Layout annotation records
--- begin ---
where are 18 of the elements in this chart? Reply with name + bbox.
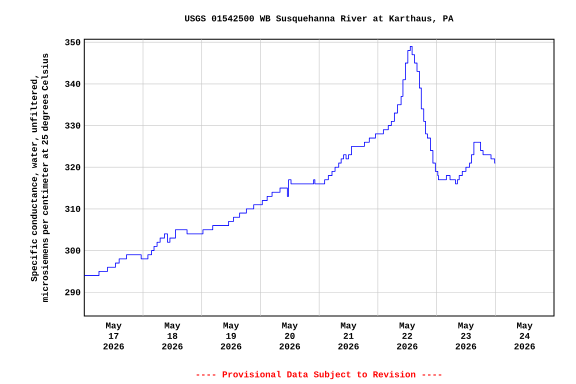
y-tick-label: 310 xyxy=(65,206,80,212)
x-tick-label: May 18 2026 xyxy=(162,322,183,350)
x-tick-label: May 24 2026 xyxy=(514,322,535,350)
y-axis-title: Specific conductance, water, unfiltered, microsiemens per centimeter at 25 degrees Celsius xyxy=(30,54,50,302)
y-tick-label: 330 xyxy=(65,122,80,129)
x-tick-label: May 22 2026 xyxy=(396,322,418,350)
x-tick-label: May 20 2026 xyxy=(280,322,300,350)
x-tick-label: May 17 2026 xyxy=(103,322,124,350)
chart-title: USGS 01542500 WB Susquehanna River at Karthaus, PA xyxy=(185,14,454,24)
x-tick-label: May 23 2026 xyxy=(456,322,476,350)
y-tick-label: 350 xyxy=(65,39,80,46)
x-tick-label: May 21 2026 xyxy=(338,322,359,350)
y-tick-label: 320 xyxy=(65,164,80,170)
x-tick-label: May 19 2026 xyxy=(220,322,242,350)
y-tick-label: 340 xyxy=(65,80,80,87)
y-tick-label: 300 xyxy=(65,248,80,254)
text: ---- Provisional Data Subject to Revision ---- xyxy=(196,370,442,380)
y-tick-label: 290 xyxy=(65,289,80,296)
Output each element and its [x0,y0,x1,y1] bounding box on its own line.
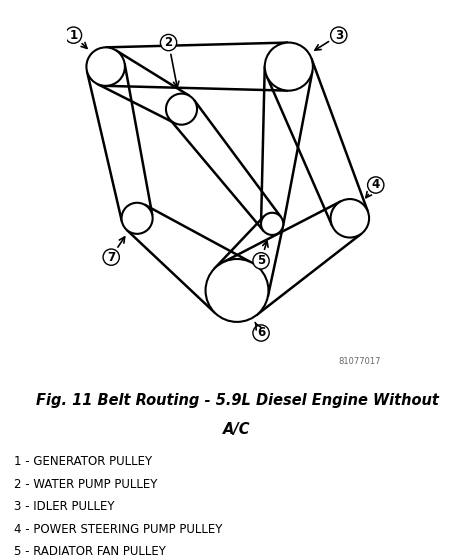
Text: 6: 6 [257,326,265,340]
Circle shape [65,27,82,43]
Circle shape [86,47,125,86]
Circle shape [261,213,283,235]
Text: 81077017: 81077017 [339,357,381,366]
Text: 1: 1 [69,29,78,42]
Circle shape [330,199,369,238]
Text: A/C: A/C [223,422,251,437]
Circle shape [103,249,119,265]
Text: Fig. 11 Belt Routing - 5.9L Diesel Engine Without: Fig. 11 Belt Routing - 5.9L Diesel Engin… [36,393,438,408]
Text: 5: 5 [257,254,265,268]
Text: 3: 3 [335,29,343,42]
Text: 5 - RADIATOR FAN PULLEY: 5 - RADIATOR FAN PULLEY [14,545,166,555]
Circle shape [265,43,313,90]
Text: 3 - IDLER PULLEY: 3 - IDLER PULLEY [14,500,115,513]
Circle shape [166,94,197,125]
Circle shape [368,177,384,193]
Text: 1 - GENERATOR PULLEY: 1 - GENERATOR PULLEY [14,455,152,468]
Text: 4: 4 [372,179,380,191]
Circle shape [253,253,269,269]
Text: 7: 7 [107,251,115,264]
Text: 4 - POWER STEERING PUMP PULLEY: 4 - POWER STEERING PUMP PULLEY [14,523,223,536]
Text: 2: 2 [164,36,173,49]
Circle shape [330,27,347,43]
Circle shape [160,34,177,51]
Circle shape [121,203,153,234]
Text: 2 - WATER PUMP PULLEY: 2 - WATER PUMP PULLEY [14,477,157,491]
Circle shape [206,259,268,322]
Circle shape [253,325,269,341]
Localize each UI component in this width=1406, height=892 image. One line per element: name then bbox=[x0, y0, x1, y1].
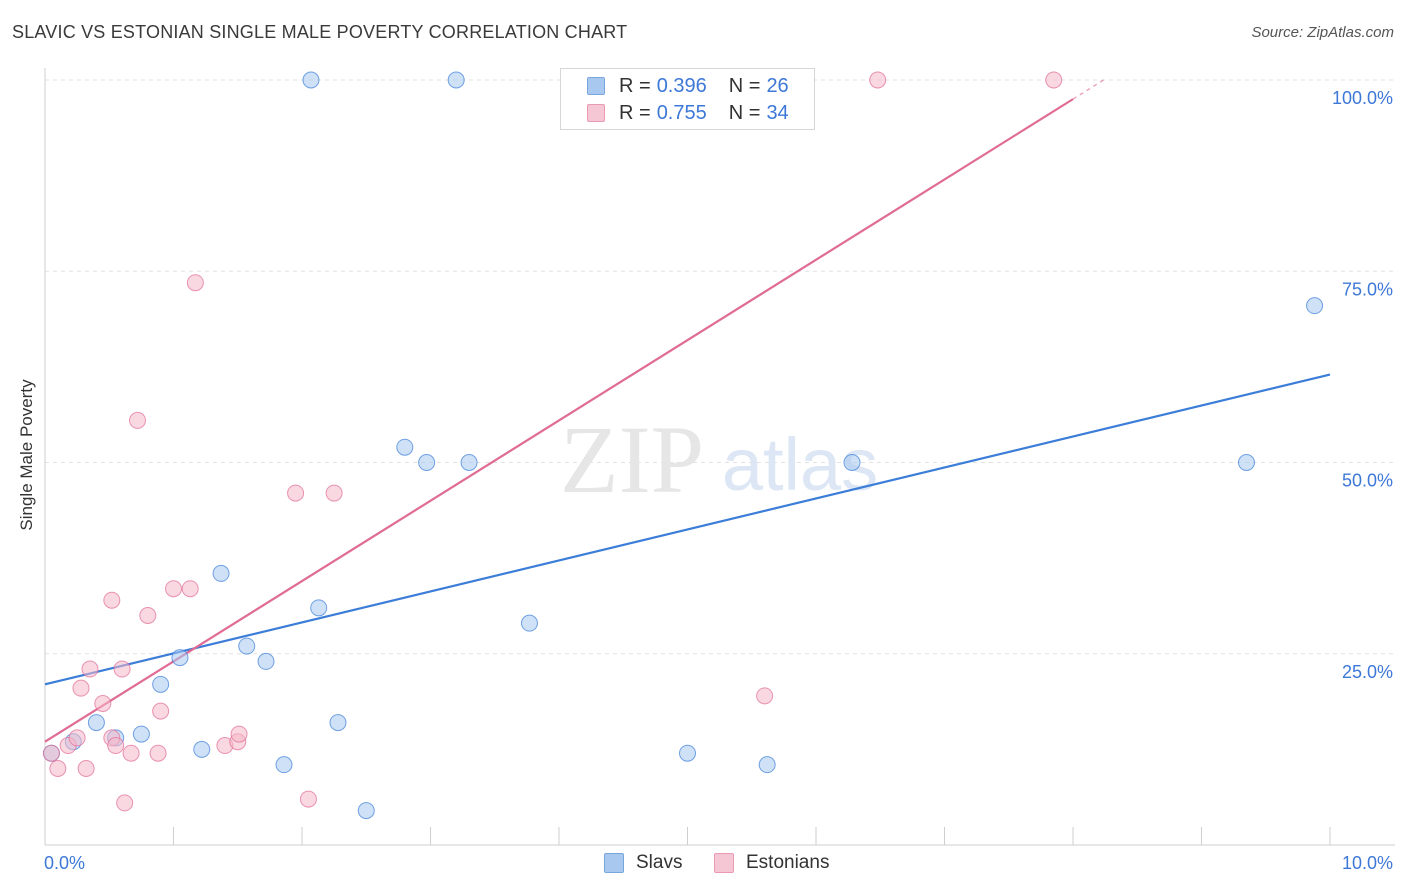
point-estonians-0 bbox=[42, 744, 60, 762]
point-estonians-23 bbox=[230, 725, 248, 743]
axes bbox=[44, 68, 1395, 846]
y-tick-label-75: 75.0% bbox=[1342, 279, 1393, 299]
point-slavs-18 bbox=[447, 71, 465, 89]
point-slavs-25 bbox=[1306, 297, 1324, 315]
legend-swatch-estonians bbox=[587, 104, 605, 122]
data-points bbox=[42, 71, 1324, 820]
legend: R = 0.396 N = 26 R = 0.755 N = 34 bbox=[560, 68, 815, 130]
point-slavs-5 bbox=[152, 675, 170, 693]
point-slavs-9 bbox=[238, 637, 256, 655]
bottom-legend-swatch-slavs bbox=[604, 853, 624, 873]
legend-n-label: N = bbox=[728, 101, 761, 124]
trend-lines bbox=[44, 78, 1331, 743]
legend-n-value: 34 bbox=[766, 101, 789, 124]
trend-line-estonians-extension bbox=[1072, 78, 1106, 100]
point-slavs-19 bbox=[460, 454, 478, 471]
point-slavs-8 bbox=[212, 564, 230, 582]
point-slavs-16 bbox=[396, 438, 414, 456]
point-estonians-4 bbox=[72, 679, 90, 697]
point-slavs-24 bbox=[1237, 454, 1255, 471]
watermark: ZIP atlas bbox=[560, 406, 878, 513]
point-estonians-10 bbox=[107, 737, 125, 755]
y-tick-label-50: 50.0% bbox=[1342, 471, 1393, 491]
x-tick-label-min: 0.0% bbox=[44, 853, 85, 873]
source-label: Source: ZipAtlas.com bbox=[1251, 24, 1394, 41]
grid-lines bbox=[45, 79, 1395, 655]
legend-r-label: R = bbox=[619, 74, 651, 97]
point-estonians-19 bbox=[181, 580, 199, 598]
point-slavs-11 bbox=[275, 756, 293, 774]
watermark-zip: ZIP bbox=[560, 406, 704, 513]
point-estonians-14 bbox=[129, 411, 147, 429]
legend-r-value: 0.755 bbox=[656, 101, 707, 124]
y-axis-label: Single Male Poverty bbox=[17, 379, 36, 531]
point-slavs-22 bbox=[758, 756, 776, 774]
point-estonians-5 bbox=[77, 760, 95, 777]
trend-line-slavs bbox=[44, 373, 1331, 686]
point-estonians-20 bbox=[186, 274, 204, 292]
tick-labels: 25.0% 50.0% 75.0% 100.0% 0.0% 10.0% bbox=[44, 88, 1393, 873]
point-slavs-20 bbox=[520, 614, 538, 632]
bottom-legend-label-slavs: Slavs bbox=[636, 852, 683, 873]
point-estonians-9 bbox=[103, 591, 121, 609]
legend-n-label: N = bbox=[728, 74, 761, 97]
bottom-legend-estonians: Estonians bbox=[714, 852, 829, 874]
bottom-legend-slavs: Slavs bbox=[604, 852, 682, 874]
point-estonians-18 bbox=[165, 580, 182, 598]
point-estonians-26 bbox=[325, 484, 343, 502]
legend-row-slavs: R = 0.396 N = 26 bbox=[587, 74, 789, 98]
legend-r-value: 0.396 bbox=[656, 74, 707, 97]
trend-line-estonians bbox=[44, 98, 1074, 743]
y-tick-label-25: 25.0% bbox=[1342, 662, 1393, 682]
point-slavs-12 bbox=[302, 71, 320, 89]
point-estonians-6 bbox=[81, 660, 99, 678]
point-estonians-12 bbox=[116, 794, 134, 812]
legend-r-label: R = bbox=[619, 101, 651, 124]
point-estonians-16 bbox=[149, 744, 167, 762]
legend-swatch-slavs bbox=[587, 77, 605, 95]
point-estonians-11 bbox=[113, 660, 131, 678]
point-slavs-4 bbox=[132, 725, 150, 743]
point-slavs-10 bbox=[257, 652, 275, 670]
point-estonians-17 bbox=[152, 702, 170, 720]
legend-row-estonians: R = 0.755 N = 34 bbox=[587, 101, 789, 125]
point-estonians-28 bbox=[756, 687, 774, 705]
x-tick-label-max: 10.0% bbox=[1342, 853, 1393, 873]
point-estonians-3 bbox=[68, 729, 86, 747]
point-estonians-1 bbox=[49, 760, 67, 777]
point-estonians-24 bbox=[287, 484, 305, 502]
point-slavs-23 bbox=[843, 454, 861, 471]
point-estonians-15 bbox=[139, 607, 157, 624]
point-slavs-13 bbox=[310, 599, 328, 617]
point-estonians-25 bbox=[299, 790, 317, 808]
point-slavs-21 bbox=[679, 744, 696, 762]
bottom-legend-label-estonians: Estonians bbox=[746, 852, 830, 873]
point-estonians-29 bbox=[869, 71, 887, 89]
chart-title: SLAVIC VS ESTONIAN SINGLE MALE POVERTY C… bbox=[12, 22, 628, 42]
point-slavs-14 bbox=[329, 714, 347, 732]
point-slavs-2 bbox=[87, 714, 105, 732]
point-slavs-6 bbox=[171, 649, 189, 667]
point-estonians-7 bbox=[94, 694, 112, 712]
legend-n-value: 26 bbox=[766, 74, 789, 97]
bottom-legend-swatch-estonians bbox=[714, 853, 734, 873]
y-tick-label-100: 100.0% bbox=[1332, 88, 1393, 108]
point-slavs-7 bbox=[193, 740, 211, 758]
point-estonians-30 bbox=[1045, 71, 1063, 89]
point-slavs-17 bbox=[418, 454, 436, 471]
point-estonians-13 bbox=[122, 744, 140, 762]
point-slavs-15 bbox=[357, 802, 375, 820]
bottom-legend: Slavs Estonians bbox=[0, 852, 1406, 878]
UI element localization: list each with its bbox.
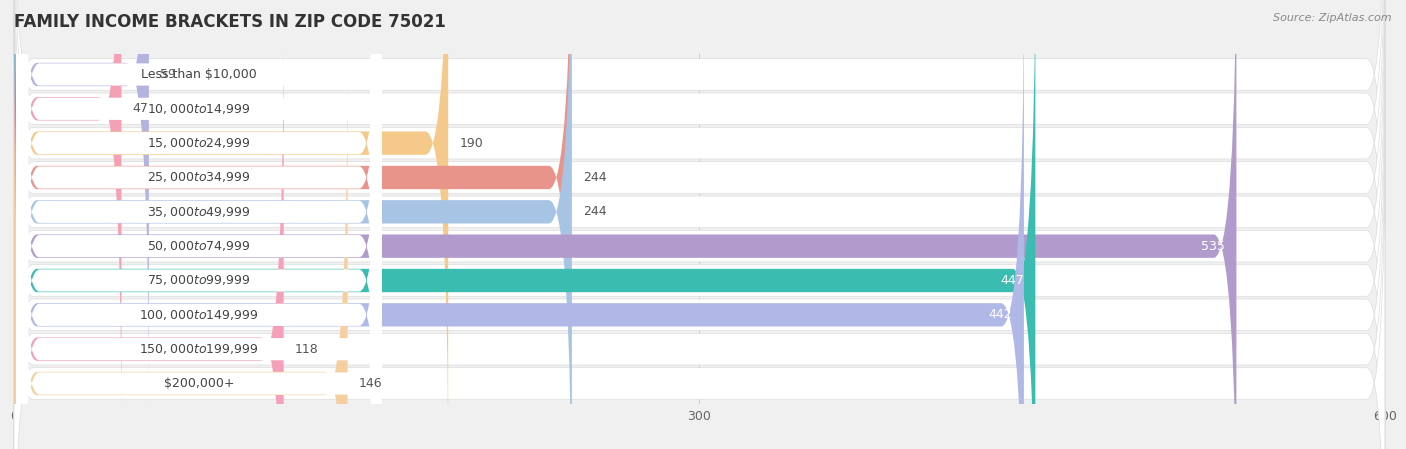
FancyBboxPatch shape: [17, 0, 382, 441]
Text: FAMILY INCOME BRACKETS IN ZIP CODE 75021: FAMILY INCOME BRACKETS IN ZIP CODE 75021: [14, 13, 446, 31]
Text: $25,000 to $34,999: $25,000 to $34,999: [148, 171, 250, 185]
FancyBboxPatch shape: [14, 18, 284, 449]
Text: 244: 244: [583, 205, 606, 218]
FancyBboxPatch shape: [14, 0, 449, 449]
FancyBboxPatch shape: [17, 51, 382, 449]
Text: 59: 59: [160, 68, 176, 81]
FancyBboxPatch shape: [14, 0, 121, 440]
Text: 244: 244: [583, 171, 606, 184]
Text: $200,000+: $200,000+: [165, 377, 235, 390]
FancyBboxPatch shape: [14, 90, 1385, 449]
Text: $10,000 to $14,999: $10,000 to $14,999: [148, 102, 250, 116]
Text: 47: 47: [134, 102, 149, 115]
Text: Source: ZipAtlas.com: Source: ZipAtlas.com: [1274, 13, 1392, 23]
FancyBboxPatch shape: [14, 0, 1385, 436]
FancyBboxPatch shape: [17, 0, 382, 449]
Text: $100,000 to $149,999: $100,000 to $149,999: [139, 308, 259, 322]
Text: Less than $10,000: Less than $10,000: [141, 68, 257, 81]
FancyBboxPatch shape: [17, 0, 382, 449]
Text: $75,000 to $99,999: $75,000 to $99,999: [148, 273, 250, 287]
FancyBboxPatch shape: [14, 0, 1385, 449]
FancyBboxPatch shape: [17, 0, 382, 407]
FancyBboxPatch shape: [14, 125, 1385, 449]
FancyBboxPatch shape: [14, 0, 1236, 449]
Text: 535: 535: [1201, 240, 1225, 253]
Text: $150,000 to $199,999: $150,000 to $199,999: [139, 342, 259, 356]
Text: 442: 442: [988, 308, 1012, 321]
FancyBboxPatch shape: [17, 17, 382, 449]
FancyBboxPatch shape: [14, 0, 1385, 368]
Text: 447: 447: [1000, 274, 1024, 287]
FancyBboxPatch shape: [14, 0, 1385, 402]
Text: 146: 146: [359, 377, 382, 390]
FancyBboxPatch shape: [14, 0, 1385, 449]
FancyBboxPatch shape: [17, 0, 382, 449]
FancyBboxPatch shape: [14, 0, 1024, 449]
Text: $35,000 to $49,999: $35,000 to $49,999: [148, 205, 250, 219]
Text: $15,000 to $24,999: $15,000 to $24,999: [148, 136, 250, 150]
FancyBboxPatch shape: [14, 56, 1385, 449]
FancyBboxPatch shape: [14, 0, 1035, 449]
Text: $50,000 to $74,999: $50,000 to $74,999: [148, 239, 250, 253]
FancyBboxPatch shape: [17, 0, 382, 449]
FancyBboxPatch shape: [14, 52, 347, 449]
FancyBboxPatch shape: [14, 0, 571, 449]
FancyBboxPatch shape: [14, 0, 1385, 333]
FancyBboxPatch shape: [17, 0, 382, 449]
FancyBboxPatch shape: [14, 0, 149, 406]
FancyBboxPatch shape: [17, 0, 382, 449]
FancyBboxPatch shape: [14, 0, 571, 449]
Text: 190: 190: [460, 136, 484, 150]
Text: 118: 118: [295, 343, 319, 356]
FancyBboxPatch shape: [14, 22, 1385, 449]
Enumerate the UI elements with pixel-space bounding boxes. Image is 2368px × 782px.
--- end ---
### Exercise details
Copy the data lines verbatim, starting with the line that contains "Text: 6: 6 [257,326,265,340]" and ending after the line that contains "Text: 3 - IDLER".

### The solution
Text: 6: 6 [257,326,265,340]
Circle shape [65,27,82,43]
Circle shape [86,47,125,86]
Circle shape [261,213,283,235]
Text: 81077017: 81077017 [339,357,381,366]
Text: 1: 1 [69,29,78,42]
Circle shape [330,199,369,238]
Text: A/C: A/C [223,422,251,437]
Circle shape [103,249,119,265]
Text: Fig. 11 Belt Routing - 5.9L Diesel Engine Without: Fig. 11 Belt Routing - 5.9L Diesel Engin… [36,393,438,408]
Text: 5: 5 [257,254,265,268]
Text: 3: 3 [335,29,343,42]
Text: 5 - RADIATOR FAN PULLEY: 5 - RADIATOR FAN PULLEY [14,545,166,555]
Circle shape [265,43,313,90]
Text: 3 - IDLER PULLEY: 3 - IDLER PULLEY [14,500,115,513]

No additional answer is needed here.